*WHAT IS EXPECTED*
Repeat the material below exactly, with no pictures.

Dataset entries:
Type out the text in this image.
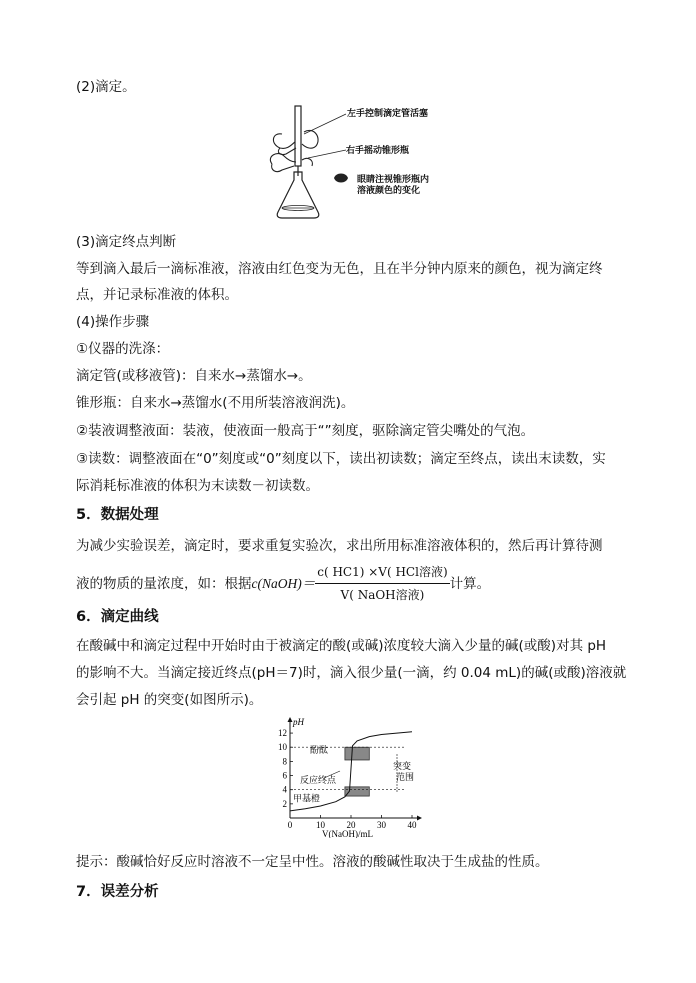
(2)滴定。
左手控制滴定管活塞
右手摇动锥形瓶
眼睛注视锥形瓶内
溶液颜色的变化
(3)滴定终点判断
等到滴入最后一滴标准液，溶液由红色变为无色，且在半分钟内原来的颜色，视为滴定终
点，并记录标准液的体积。
(4)操作步骤
①仪器的洗涤：
滴定管(或移液管)：自来水→蒸馏水→。
锥形瓶：自来水→蒸馏水(不用所装溶液润洗)。
②装液调整液面：装液，使液面一般高于“”刻度，驱除滴定管尖嘴处的气泡。
③读数：调整液面在“0”刻度或“0”刻度以下，读出初读数；滴定至终点，读出末读数，实
际消耗标准液的体积为末读数－初读数。
5．数据处理
为减少实验误差，滴定时，要求重复实验次，求出所用标准溶液体积的，然后再计算待测
液的物质的量浓度，如：根据 c(NaOH)＝ $\frac{\text{c( HC1) ×V( HCl溶液)}}{\text{V( NaOH溶液)}}$ 计算。
6．滴定曲线
在酸碱中和滴定过程中开始时由于被滴定的酸(或碱)浓度较大滴入少量的碱(或酸)对其 pH
的影响不大。当滴定接近终点(pH＝7)时，滴入很少量(一滴，约 0.04 mL)的碱(或酸)溶液就
会引起 pH 的突变(如图所示)。
pH
V(NaOH)/mL
0	10 20 30 40
2
4
6
8
10
12
酚酞
甲基橙
反应终点
突变
范围
提示：酸碱恰好反应时溶液不一定呈中性。溶液的酸碱性取决于生成盐的性质。
7．误差分析
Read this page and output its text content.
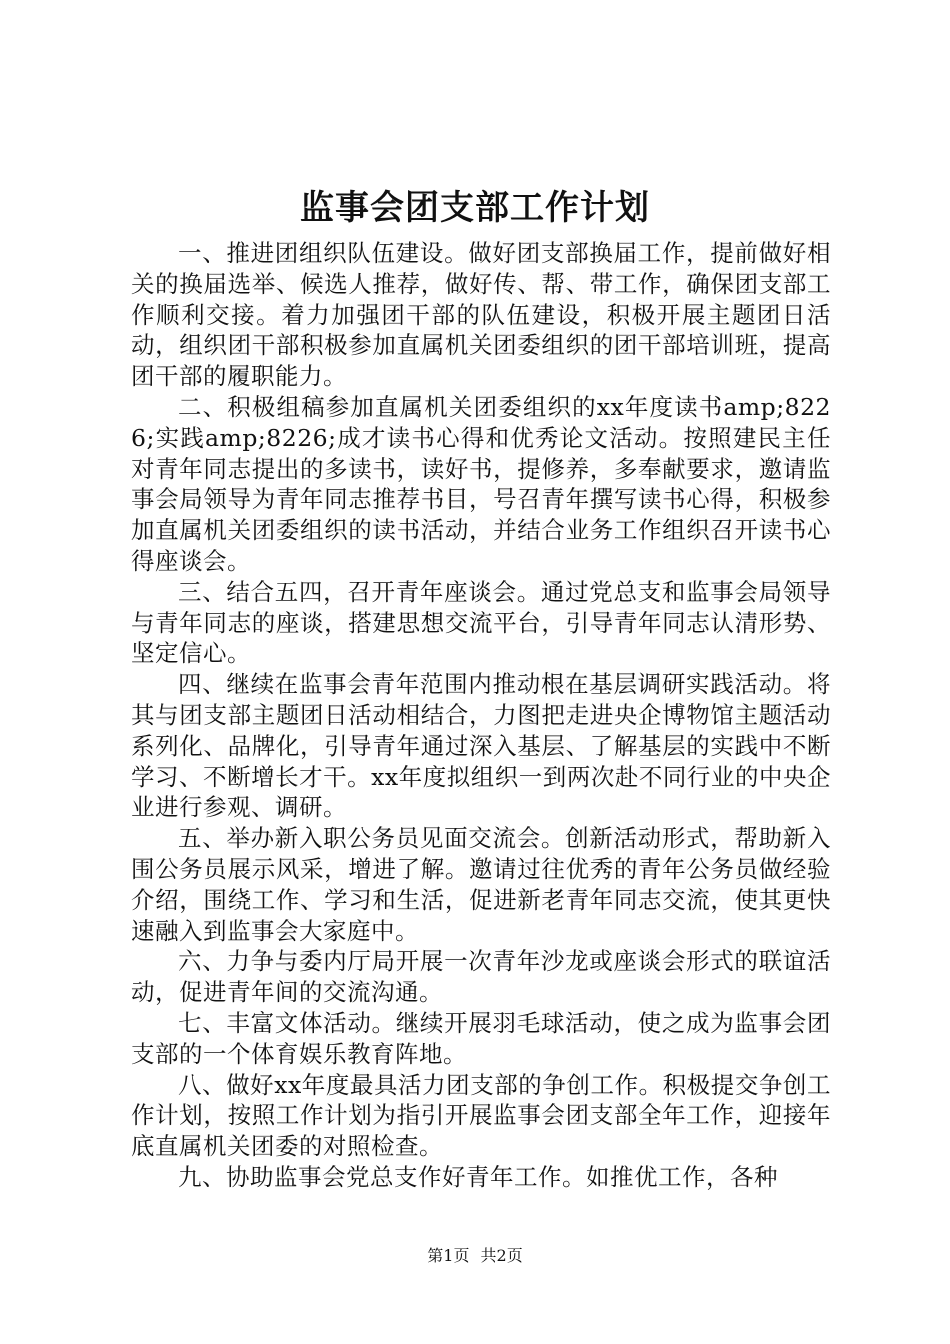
监事会团支部工作计划

一、推进团组织队伍建设。做好团支部换届工作，提前做好相关的换届选举、候选人推荐，做好传、帮、带工作，确保团支部工作顺利交接。着力加强团干部的队伍建设，积极开展主题团日活动，组织团干部积极参加直属机关团委组织的团干部培训班，提高团干部的履职能力。

二、积极组稿参加直属机关团委组织的xx年度读书amp;8226;实践amp;8226;成才读书心得和优秀论文活动。按照建民主任对青年同志提出的多读书，读好书，提修养，多奉献要求，邀请监事会局领导为青年同志推荐书目，号召青年撰写读书心得，积极参加直属机关团委组织的读书活动，并结合业务工作组织召开读书心得座谈会。

三、结合五四，召开青年座谈会。通过党总支和监事会局领导与青年同志的座谈，搭建思想交流平台，引导青年同志认清形势、坚定信心。

四、继续在监事会青年范围内推动根在基层调研实践活动。将其与团支部主题团日活动相结合，力图把走进央企博物馆主题活动系列化、品牌化，引导青年通过深入基层、了解基层的实践中不断学习、不断增长才干。xx年度拟组织一到两次赴不同行业的中央企业进行参观、调研。

五、举办新入职公务员见面交流会。创新活动形式，帮助新入围公务员展示风采，增进了解。邀请过往优秀的青年公务员做经验介绍，围绕工作、学习和生活，促进新老青年同志交流，使其更快速融入到监事会大家庭中。

六、力争与委内厅局开展一次青年沙龙或座谈会形式的联谊活动，促进青年间的交流沟通。

七、丰富文体活动。继续开展羽毛球活动，使之成为监事会团支部的一个体育娱乐教育阵地。

八、做好xx年度最具活力团支部的争创工作。积极提交争创工作计划，按照工作计划为指引开展监事会团支部全年工作，迎接年底直属机关团委的对照检查。

九、协助监事会党总支作好青年工作。如推优工作，各种

第1页 共2页
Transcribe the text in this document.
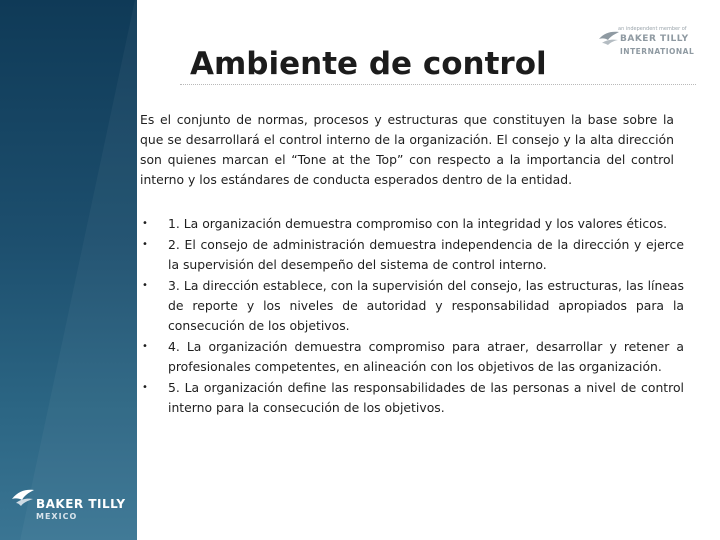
BAKER TILLY
MEXICO
an independent member of
BAKER TILLY
INTERNATIONAL
Ambiente de control

Es el conjunto de normas, procesos y estructuras que constituyen la base sobre la que se desarrollará el control interno de la organización. El consejo y la alta dirección son quienes marcan el “Tone at the Top” con respecto a la importancia del control interno y los estándares de conducta esperados dentro de la entidad.

• 1. La organización demuestra compromiso con la integridad y los valores éticos.
• 2. El consejo de administración demuestra independencia de la dirección y ejerce la supervisión del desempeño del sistema de control interno.
• 3. La dirección establece, con la supervisión del consejo, las estructuras, las líneas de reporte y los niveles de autoridad y responsabilidad apropiados para la consecución de los objetivos.
• 4. La organización demuestra compromiso para atraer, desarrollar y retener a profesionales competentes, en alineación con los objetivos de las organización.
• 5. La organización define las responsabilidades de las personas a nivel de control interno para la consecución de los objetivos.
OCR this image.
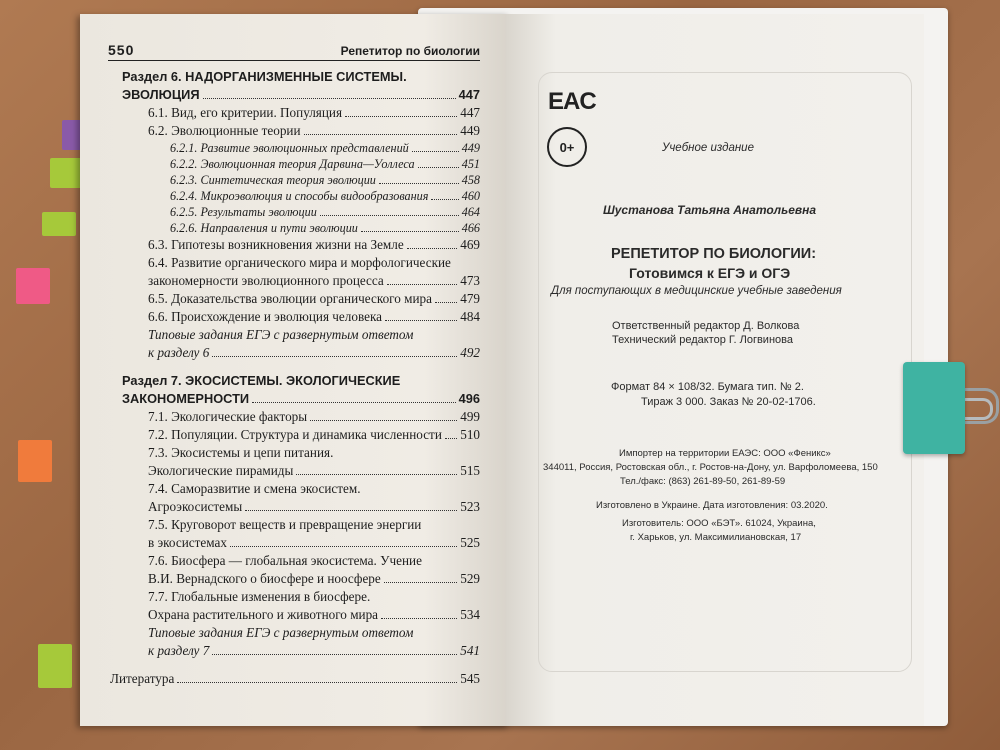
550	Репетитор по биологии
Раздел 6. НАДОРГАНИЗМЕННЫЕ СИСТЕМЫ.
ЭВОЛЮЦИЯ	447
6.1. Вид, его критерии. Популяция	447
6.2. Эволюционные теории	449
6.2.1. Развитие эволюционных представлений	449
6.2.2. Эволюционная теория Дарвина—Уоллеса	451
6.2.3. Синтетическая теория эволюции	458
6.2.4. Микроэволюция и способы видообразования	460
6.2.5. Результаты эволюции	464
6.2.6. Направления и пути эволюции	466
6.3. Гипотезы возникновения жизни на Земле	469
6.4. Развитие органического мира и морфологические
закономерности эволюционного процесса	473
6.5. Доказательства эволюции органического мира 479
6.6. Происхождение и эволюция человека	484
Типовые задания ЕГЭ с развернутым ответом
к разделу 6	492
Раздел 7. ЭКОСИСТЕМЫ. ЭКОЛОГИЧЕСКИЕ
ЗАКОНОМЕРНОСТИ	496
7.1. Экологические факторы	499
7.2. Популяции. Структура и динамика численности 510
7.3. Экосистемы и цепи питания.
Экологические пирамиды	515
7.4. Саморазвитие и смена экосистем.
Агроэкосистемы	523
7.5. Круговорот веществ и превращение энергии
в экосистемах	525
7.6. Биосфера — глобальная экосистема. Учение
В.И. Вернадского о биосфере и ноосфере	529
7.7. Глобальные изменения в биосфере.
Охрана растительного и животного мира	534
Типовые задания ЕГЭ с развернутым ответом
к разделу 7	541
Литература	545
EAC
0+	Учебное издание
Шустанова Татьяна Анатольевна
РЕПЕТИТОР ПО БИОЛОГИИ:
Готовимся к ЕГЭ и ОГЭ
Для поступающих в медицинские учебные заведения
Ответственный редактор Д. Волкова
Технический редактор Г. Логвинова
Формат 84 × 108/32. Бумага тип. № 2.
Тираж 3 000. Заказ № 20-02-1706.
Импортер на территории ЕАЭС: ООО «Феникс»
344011, Россия, Ростовская обл., г. Ростов-на-Дону, ул. Варфоломеева, 150
Тел./факс: (863) 261-89-50, 261-89-59
Изготовлено в Украине. Дата изготовления: 03.2020.
Изготовитель: ООО «БЭТ». 61024, Украина,
г. Харьков, ул. Максимилиановская, 17
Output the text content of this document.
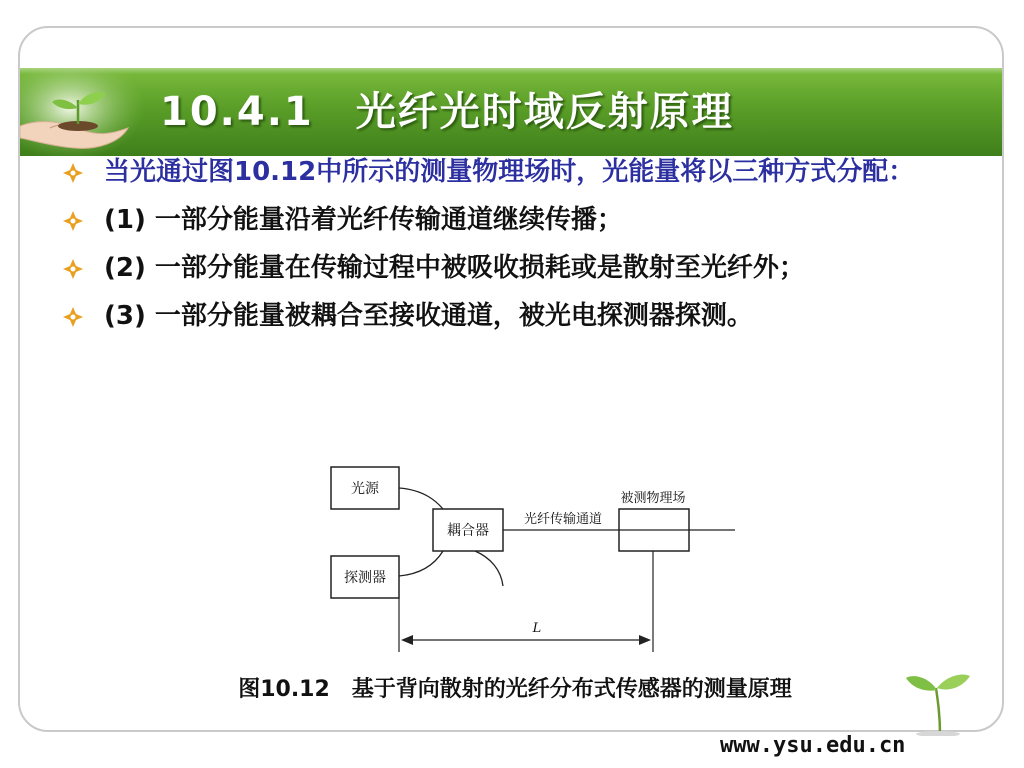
10.4.1　光纤光时域反射原理
当光通过图10.12中所示的测量物理场时，光能量将以三种方式分配：
(1) 一部分能量沿着光纤传输通道继续传播；
(2) 一部分能量在传输过程中被吸收损耗或是散射至光纤外；
(3) 一部分能量被耦合至接收通道，被光电探测器探测。
光源
探测器
耦合器
光纤传输通道
被测物理场
L
图10.12　基于背向散射的光纤分布式传感器的测量原理
www.ysu.edu.cn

*EXERCISE SOLUTION*
Type out the text in this image.
(2)滴定。
左手控制滴定管活塞
右手摇动锥形瓶
眼睛注视锥形瓶内
溶液颜色的变化
(3)滴定终点判断
等到滴入最后一滴标准液，溶液由红色变为无色，且在半分钟内原来的颜色，视为滴定终
点，并记录标准液的体积。
(4)操作步骤
①仪器的洗涤：
滴定管(或移液管)：自来水→蒸馏水→。
锥形瓶：自来水→蒸馏水(不用所装溶液润洗)。
②装液调整液面：装液，使液面一般高于“”刻度，驱除滴定管尖嘴处的气泡。
③读数：调整液面在“0”刻度或“0”刻度以下，读出初读数；滴定至终点，读出末读数，实
际消耗标准液的体积为末读数－初读数。
5．数据处理
为减少实验误差，滴定时，要求重复实验次，求出所用标准溶液体积的，然后再计算待测
液的物质的量浓度，如：根据 c(NaOH)＝ $\frac{\text{c( HC1) ×V( HCl溶液)}}{\text{V( NaOH溶液)}}$ 计算。
6．滴定曲线
在酸碱中和滴定过程中开始时由于被滴定的酸(或碱)浓度较大滴入少量的碱(或酸)对其 pH
的影响不大。当滴定接近终点(pH＝7)时，滴入很少量(一滴，约 0.04 mL)的碱(或酸)溶液就
会引起 pH 的突变(如图所示)。
pH
V(NaOH)/mL
0	10 20 30 40
2
4
6
8
10
12
酚酞
甲基橙
反应终点
突变
范围
提示：酸碱恰好反应时溶液不一定呈中性。溶液的酸碱性取决于生成盐的性质。
7．误差分析
Read this page and output its text content.
监事会团支部工作计划

一、推进团组织队伍建设。做好团支部换届工作，提前做好相关的换届选举、候选人推荐，做好传、帮、带工作，确保团支部工作顺利交接。着力加强团干部的队伍建设，积极开展主题团日活动，组织团干部积极参加直属机关团委组织的团干部培训班，提高团干部的履职能力。

二、积极组稿参加直属机关团委组织的xx年度读书amp;8226;实践amp;8226;成才读书心得和优秀论文活动。按照建民主任对青年同志提出的多读书，读好书，提修养，多奉献要求，邀请监事会局领导为青年同志推荐书目，号召青年撰写读书心得，积极参加直属机关团委组织的读书活动，并结合业务工作组织召开读书心得座谈会。

三、结合五四，召开青年座谈会。通过党总支和监事会局领导与青年同志的座谈，搭建思想交流平台，引导青年同志认清形势、坚定信心。

四、继续在监事会青年范围内推动根在基层调研实践活动。将其与团支部主题团日活动相结合，力图把走进央企博物馆主题活动系列化、品牌化，引导青年通过深入基层、了解基层的实践中不断学习、不断增长才干。xx年度拟组织一到两次赴不同行业的中央企业进行参观、调研。

五、举办新入职公务员见面交流会。创新活动形式，帮助新入围公务员展示风采，增进了解。邀请过往优秀的青年公务员做经验介绍，围绕工作、学习和生活，促进新老青年同志交流，使其更快速融入到监事会大家庭中。

六、力争与委内厅局开展一次青年沙龙或座谈会形式的联谊活动，促进青年间的交流沟通。

七、丰富文体活动。继续开展羽毛球活动，使之成为监事会团支部的一个体育娱乐教育阵地。

八、做好xx年度最具活力团支部的争创工作。积极提交争创工作计划，按照工作计划为指引开展监事会团支部全年工作，迎接年底直属机关团委的对照检查。

九、协助监事会党总支作好青年工作。如推优工作，各种

第1页 共2页
Transcribe the text in this document.
BAKER TILLY
MEXICO
an independent member of
BAKER TILLY
INTERNATIONAL
Ambiente de control

Es el conjunto de normas, procesos y estructuras que constituyen la base sobre la que se desarrollará el control interno de la organización. El consejo y la alta dirección son quienes marcan el “Tone at the Top” con respecto a la importancia del control interno y los estándares de conducta esperados dentro de la entidad.

• 1. La organización demuestra compromiso con la integridad y los valores éticos.
• 2. El consejo de administración demuestra independencia de la dirección y ejerce la supervisión del desempeño del sistema de control interno.
• 3. La dirección establece, con la supervisión del consejo, las estructuras, las líneas de reporte y los niveles de autoridad y responsabilidad apropiados para la consecución de los objetivos.
• 4. La organización demuestra compromiso para atraer, desarrollar y retener a profesionales competentes, en alineación con los objetivos de las organización.
• 5. La organización define las responsabilidades de las personas a nivel de control interno para la consecución de los objetivos.
OCR this image.
550	Репетитор по биологии
Раздел 6. НАДОРГАНИЗМЕННЫЕ СИСТЕМЫ.
ЭВОЛЮЦИЯ	447
6.1. Вид, его критерии. Популяция	447
6.2. Эволюционные теории	449
6.2.1. Развитие эволюционных представлений	449
6.2.2. Эволюционная теория Дарвина—Уоллеса	451
6.2.3. Синтетическая теория эволюции	458
6.2.4. Микроэволюция и способы видообразования	460
6.2.5. Результаты эволюции	464
6.2.6. Направления и пути эволюции	466
6.3. Гипотезы возникновения жизни на Земле	469
6.4. Развитие органического мира и морфологические
закономерности эволюционного процесса	473
6.5. Доказательства эволюции органического мира 479
6.6. Происхождение и эволюция человека	484
Типовые задания ЕГЭ с развернутым ответом
к разделу 6	492
Раздел 7. ЭКОСИСТЕМЫ. ЭКОЛОГИЧЕСКИЕ
ЗАКОНОМЕРНОСТИ	496
7.1. Экологические факторы	499
7.2. Популяции. Структура и динамика численности 510
7.3. Экосистемы и цепи питания.
Экологические пирамиды	515
7.4. Саморазвитие и смена экосистем.
Агроэкосистемы	523
7.5. Круговорот веществ и превращение энергии
в экосистемах	525
7.6. Биосфера — глобальная экосистема. Учение
В.И. Вернадского о биосфере и ноосфере	529
7.7. Глобальные изменения в биосфере.
Охрана растительного и животного мира	534
Типовые задания ЕГЭ с развернутым ответом
к разделу 7	541
Литература	545
EAC
0+	Учебное издание
Шустанова Татьяна Анатольевна
РЕПЕТИТОР ПО БИОЛОГИИ:
Готовимся к ЕГЭ и ОГЭ
Для поступающих в медицинские учебные заведения
Ответственный редактор Д. Волкова
Технический редактор Г. Логвинова
Формат 84 × 108/32. Бумага тип. № 2.
Тираж 3 000. Заказ № 20-02-1706.
Импортер на территории ЕАЭС: ООО «Феникс»
344011, Россия, Ростовская обл., г. Ростов-на-Дону, ул. Варфоломеева, 150
Тел./факс: (863) 261-89-50, 261-89-59
Изготовлено в Украине. Дата изготовления: 03.2020.
Изготовитель: ООО «БЭТ». 61024, Украина,
г. Харьков, ул. Максимилиановская, 17
Output the text content of this document.
10.4.1　光纤光时域反射原理
当光通过图10.12中所示的测量物理场时，光能量将以三种方式分配：
(1) 一部分能量沿着光纤传输通道继续传播；
(2) 一部分能量在传输过程中被吸收损耗或是散射至光纤外；
(3) 一部分能量被耦合至接收通道，被光电探测器探测。
光源
探测器
耦合器
光纤传输通道
被测物理场
L
图10.12　基于背向散射的光纤分布式传感器的测量原理
www.ysu.edu.cn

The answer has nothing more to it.